## Task instructions
Find how many lines in the data below mention "adding". Give the number only.

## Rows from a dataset
[Begin]

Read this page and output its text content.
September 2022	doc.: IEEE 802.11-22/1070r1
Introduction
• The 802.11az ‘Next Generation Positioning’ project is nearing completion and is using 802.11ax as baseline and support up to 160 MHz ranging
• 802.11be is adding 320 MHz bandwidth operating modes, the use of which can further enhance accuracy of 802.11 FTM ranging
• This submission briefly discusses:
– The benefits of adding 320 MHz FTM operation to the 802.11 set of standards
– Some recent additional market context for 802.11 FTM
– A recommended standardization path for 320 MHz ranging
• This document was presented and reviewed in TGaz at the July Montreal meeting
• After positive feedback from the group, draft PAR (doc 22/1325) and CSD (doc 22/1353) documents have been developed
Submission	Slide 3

[End]

## Solution to this problem
2